* _Extracted records_:
%%
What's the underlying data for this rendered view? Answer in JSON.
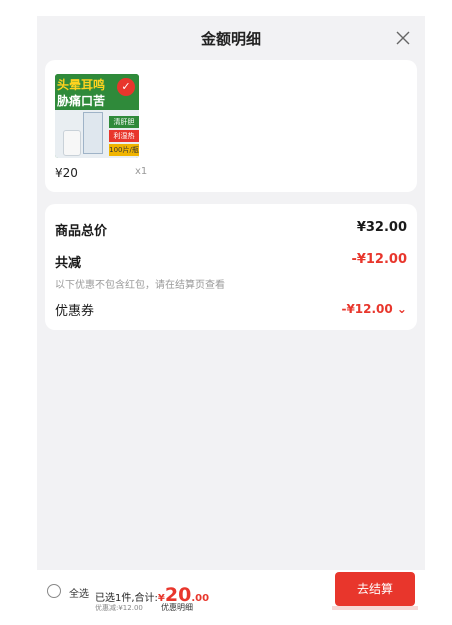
{
  "header": {
    "title": "金额明细",
    "close_icon": "close-icon"
  },
  "product": {
    "image": {
      "line1": "头晕耳鸣",
      "line2": "胁痛口苦",
      "stamp": "✓",
      "tags": [
        "清肝胆",
        "利湿热",
        "100片/瓶"
      ]
    },
    "price": "¥20",
    "quantity": "x1"
  },
  "summary": {
    "total_label": "商品总价",
    "total_value": "¥32.00",
    "reduce_label": "共减",
    "reduce_value": "-¥12.00",
    "note": "以下优惠不包含红包，请在结算页查看",
    "coupon_label": "优惠券",
    "coupon_value": "-¥12.00 ⌄"
  },
  "footer": {
    "select_all": "全选",
    "selected_text": "已选1件,合计:",
    "yen": "¥",
    "total_int": "20",
    "total_dec": ".00",
    "discount": "优惠减:¥12.00",
    "detail_link": "优惠明细",
    "checkout": "去结算"
  },
  "colors": {
    "accent": "#e8362c",
    "background": "#f2f2f4",
    "card": "#ffffff"
  }
}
%%
* _Task details_: Print all of the entries word for word. Skip any images they contain.

* _Response to the exercise_:
What's the underlying data for this rendered view? Answer in JSON.
{
  "header": {
    "title": "金额明细",
    "close_icon": "close-icon"
  },
  "product": {
    "image": {
      "line1": "头晕耳鸣",
      "line2": "胁痛口苦",
      "stamp": "✓",
      "tags": [
        "清肝胆",
        "利湿热",
        "100片/瓶"
      ]
    },
    "price": "¥20",
    "quantity": "x1"
  },
  "summary": {
    "total_label": "商品总价",
    "total_value": "¥32.00",
    "reduce_label": "共减",
    "reduce_value": "-¥12.00",
    "note": "以下优惠不包含红包，请在结算页查看",
    "coupon_label": "优惠券",
    "coupon_value": "-¥12.00 ⌄"
  },
  "footer": {
    "select_all": "全选",
    "selected_text": "已选1件,合计:",
    "yen": "¥",
    "total_int": "20",
    "total_dec": ".00",
    "discount": "优惠减:¥12.00",
    "detail_link": "优惠明细",
    "checkout": "去结算"
  },
  "colors": {
    "accent": "#e8362c",
    "background": "#f2f2f4",
    "card": "#ffffff"
  }
}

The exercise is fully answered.